=== Material provided ===

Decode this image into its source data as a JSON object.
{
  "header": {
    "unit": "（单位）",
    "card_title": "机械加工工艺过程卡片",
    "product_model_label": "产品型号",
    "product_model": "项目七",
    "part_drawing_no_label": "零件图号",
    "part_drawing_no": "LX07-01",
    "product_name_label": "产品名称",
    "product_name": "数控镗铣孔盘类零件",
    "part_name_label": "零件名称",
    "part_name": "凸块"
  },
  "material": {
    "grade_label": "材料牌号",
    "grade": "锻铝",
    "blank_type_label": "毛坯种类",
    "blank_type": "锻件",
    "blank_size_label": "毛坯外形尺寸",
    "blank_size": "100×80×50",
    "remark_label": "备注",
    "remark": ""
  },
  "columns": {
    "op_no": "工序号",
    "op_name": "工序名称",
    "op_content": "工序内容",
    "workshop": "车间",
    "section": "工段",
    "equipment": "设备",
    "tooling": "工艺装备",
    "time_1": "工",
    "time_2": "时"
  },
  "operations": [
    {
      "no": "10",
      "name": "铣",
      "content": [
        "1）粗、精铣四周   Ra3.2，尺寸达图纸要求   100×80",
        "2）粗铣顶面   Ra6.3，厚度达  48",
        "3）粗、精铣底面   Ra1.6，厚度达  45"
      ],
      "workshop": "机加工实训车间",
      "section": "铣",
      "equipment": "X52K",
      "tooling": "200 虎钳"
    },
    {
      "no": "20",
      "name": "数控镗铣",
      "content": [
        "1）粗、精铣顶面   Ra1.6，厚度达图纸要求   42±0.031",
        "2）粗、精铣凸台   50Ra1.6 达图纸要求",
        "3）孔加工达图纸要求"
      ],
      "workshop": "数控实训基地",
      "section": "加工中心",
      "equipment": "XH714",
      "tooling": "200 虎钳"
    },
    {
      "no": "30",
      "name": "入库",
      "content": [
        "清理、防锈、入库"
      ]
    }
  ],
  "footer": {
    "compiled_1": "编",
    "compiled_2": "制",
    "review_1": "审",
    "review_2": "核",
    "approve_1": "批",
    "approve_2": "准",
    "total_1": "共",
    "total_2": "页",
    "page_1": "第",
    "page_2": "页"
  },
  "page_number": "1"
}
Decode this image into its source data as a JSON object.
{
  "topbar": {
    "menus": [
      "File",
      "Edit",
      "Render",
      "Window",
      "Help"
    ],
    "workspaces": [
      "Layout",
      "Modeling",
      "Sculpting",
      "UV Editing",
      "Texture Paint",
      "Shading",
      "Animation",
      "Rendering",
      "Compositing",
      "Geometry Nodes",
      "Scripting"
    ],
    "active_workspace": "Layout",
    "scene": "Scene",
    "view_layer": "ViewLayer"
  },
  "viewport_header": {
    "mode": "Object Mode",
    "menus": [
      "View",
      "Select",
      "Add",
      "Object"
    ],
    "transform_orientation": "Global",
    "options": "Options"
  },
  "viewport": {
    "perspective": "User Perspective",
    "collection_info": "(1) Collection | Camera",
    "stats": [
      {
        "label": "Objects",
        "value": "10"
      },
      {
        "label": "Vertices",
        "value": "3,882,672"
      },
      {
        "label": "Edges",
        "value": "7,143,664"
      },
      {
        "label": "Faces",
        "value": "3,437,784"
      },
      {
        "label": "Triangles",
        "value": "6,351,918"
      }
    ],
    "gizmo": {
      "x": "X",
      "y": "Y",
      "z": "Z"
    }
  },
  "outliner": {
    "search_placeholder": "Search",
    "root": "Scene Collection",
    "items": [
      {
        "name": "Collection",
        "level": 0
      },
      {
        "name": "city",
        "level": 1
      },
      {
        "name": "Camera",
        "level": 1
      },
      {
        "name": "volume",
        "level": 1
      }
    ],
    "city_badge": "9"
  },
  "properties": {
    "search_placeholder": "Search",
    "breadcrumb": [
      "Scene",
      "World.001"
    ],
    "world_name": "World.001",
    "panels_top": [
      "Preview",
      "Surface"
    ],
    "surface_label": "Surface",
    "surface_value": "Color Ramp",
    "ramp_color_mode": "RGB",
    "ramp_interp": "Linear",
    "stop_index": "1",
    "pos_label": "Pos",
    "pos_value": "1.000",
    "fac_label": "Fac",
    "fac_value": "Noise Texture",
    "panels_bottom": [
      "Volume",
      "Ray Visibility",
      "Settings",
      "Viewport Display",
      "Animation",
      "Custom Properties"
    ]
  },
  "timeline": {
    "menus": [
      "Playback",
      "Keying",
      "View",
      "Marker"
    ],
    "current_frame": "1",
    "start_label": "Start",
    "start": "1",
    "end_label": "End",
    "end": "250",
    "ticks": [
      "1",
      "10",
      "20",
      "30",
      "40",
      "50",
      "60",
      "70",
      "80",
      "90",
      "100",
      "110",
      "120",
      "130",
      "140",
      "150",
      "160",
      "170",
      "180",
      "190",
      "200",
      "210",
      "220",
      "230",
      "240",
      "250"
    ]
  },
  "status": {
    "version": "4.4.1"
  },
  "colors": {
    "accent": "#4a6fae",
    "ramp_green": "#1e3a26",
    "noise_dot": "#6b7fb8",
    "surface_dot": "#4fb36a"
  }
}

=== Problem ===
Extract the data in full. Keep it word for word.

=== Solution below ===
Decode this image into its source data as a JSON object.
{
  "header": {
    "unit": "（单位）",
    "card_title": "机械加工工艺过程卡片",
    "product_model_label": "产品型号",
    "product_model": "项目七",
    "part_drawing_no_label": "零件图号",
    "part_drawing_no": "LX07-01",
    "product_name_label": "产品名称",
    "product_name": "数控镗铣孔盘类零件",
    "part_name_label": "零件名称",
    "part_name": "凸块"
  },
  "material": {
    "grade_label": "材料牌号",
    "grade": "锻铝",
    "blank_type_label": "毛坯种类",
    "blank_type": "锻件",
    "blank_size_label": "毛坯外形尺寸",
    "blank_size": "100×80×50",
    "remark_label": "备注",
    "remark": ""
  },
  "columns": {
    "op_no": "工序号",
    "op_name": "工序名称",
    "op_content": "工序内容",
    "workshop": "车间",
    "section": "工段",
    "equipment": "设备",
    "tooling": "工艺装备",
    "time_1": "工",
    "time_2": "时"
  },
  "operations": [
    {
      "no": "10",
      "name": "铣",
      "content": [
        "1）粗、精铣四周   Ra3.2，尺寸达图纸要求   100×80",
        "2）粗铣顶面   Ra6.3，厚度达  48",
        "3）粗、精铣底面   Ra1.6，厚度达  45"
      ],
      "workshop": "机加工实训车间",
      "section": "铣",
      "equipment": "X52K",
      "tooling": "200 虎钳"
    },
    {
      "no": "20",
      "name": "数控镗铣",
      "content": [
        "1）粗、精铣顶面   Ra1.6，厚度达图纸要求   42±0.031",
        "2）粗、精铣凸台   50Ra1.6 达图纸要求",
        "3）孔加工达图纸要求"
      ],
      "workshop": "数控实训基地",
      "section": "加工中心",
      "equipment": "XH714",
      "tooling": "200 虎钳"
    },
    {
      "no": "30",
      "name": "入库",
      "content": [
        "清理、防锈、入库"
      ]
    }
  ],
  "footer": {
    "compiled_1": "编",
    "compiled_2": "制",
    "review_1": "审",
    "review_2": "核",
    "approve_1": "批",
    "approve_2": "准",
    "total_1": "共",
    "total_2": "页",
    "page_1": "第",
    "page_2": "页"
  },
  "page_number": "1"
}
Decode this image into its source data as a JSON object.
{
  "topbar": {
    "menus": [
      "File",
      "Edit",
      "Render",
      "Window",
      "Help"
    ],
    "workspaces": [
      "Layout",
      "Modeling",
      "Sculpting",
      "UV Editing",
      "Texture Paint",
      "Shading",
      "Animation",
      "Rendering",
      "Compositing",
      "Geometry Nodes",
      "Scripting"
    ],
    "active_workspace": "Layout",
    "scene": "Scene",
    "view_layer": "ViewLayer"
  },
  "viewport_header": {
    "mode": "Object Mode",
    "menus": [
      "View",
      "Select",
      "Add",
      "Object"
    ],
    "transform_orientation": "Global",
    "options": "Options"
  },
  "viewport": {
    "perspective": "User Perspective",
    "collection_info": "(1) Collection | Camera",
    "stats": [
      {
        "label": "Objects",
        "value": "10"
      },
      {
        "label": "Vertices",
        "value": "3,882,672"
      },
      {
        "label": "Edges",
        "value": "7,143,664"
      },
      {
        "label": "Faces",
        "value": "3,437,784"
      },
      {
        "label": "Triangles",
        "value": "6,351,918"
      }
    ],
    "gizmo": {
      "x": "X",
      "y": "Y",
      "z": "Z"
    }
  },
  "outliner": {
    "search_placeholder": "Search",
    "root": "Scene Collection",
    "items": [
      {
        "name": "Collection",
        "level": 0
      },
      {
        "name": "city",
        "level": 1
      },
      {
        "name": "Camera",
        "level": 1
      },
      {
        "name": "volume",
        "level": 1
      }
    ],
    "city_badge": "9"
  },
  "properties": {
    "search_placeholder": "Search",
    "breadcrumb": [
      "Scene",
      "World.001"
    ],
    "world_name": "World.001",
    "panels_top": [
      "Preview",
      "Surface"
    ],
    "surface_label": "Surface",
    "surface_value": "Color Ramp",
    "ramp_color_mode": "RGB",
    "ramp_interp": "Linear",
    "stop_index": "1",
    "pos_label": "Pos",
    "pos_value": "1.000",
    "fac_label": "Fac",
    "fac_value": "Noise Texture",
    "panels_bottom": [
      "Volume",
      "Ray Visibility",
      "Settings",
      "Viewport Display",
      "Animation",
      "Custom Properties"
    ]
  },
  "timeline": {
    "menus": [
      "Playback",
      "Keying",
      "View",
      "Marker"
    ],
    "current_frame": "1",
    "start_label": "Start",
    "start": "1",
    "end_label": "End",
    "end": "250",
    "ticks": [
      "1",
      "10",
      "20",
      "30",
      "40",
      "50",
      "60",
      "70",
      "80",
      "90",
      "100",
      "110",
      "120",
      "130",
      "140",
      "150",
      "160",
      "170",
      "180",
      "190",
      "200",
      "210",
      "220",
      "230",
      "240",
      "250"
    ]
  },
  "status": {
    "version": "4.4.1"
  },
  "colors": {
    "accent": "#4a6fae",
    "ramp_green": "#1e3a26",
    "noise_dot": "#6b7fb8",
    "surface_dot": "#4fb36a"
  }
}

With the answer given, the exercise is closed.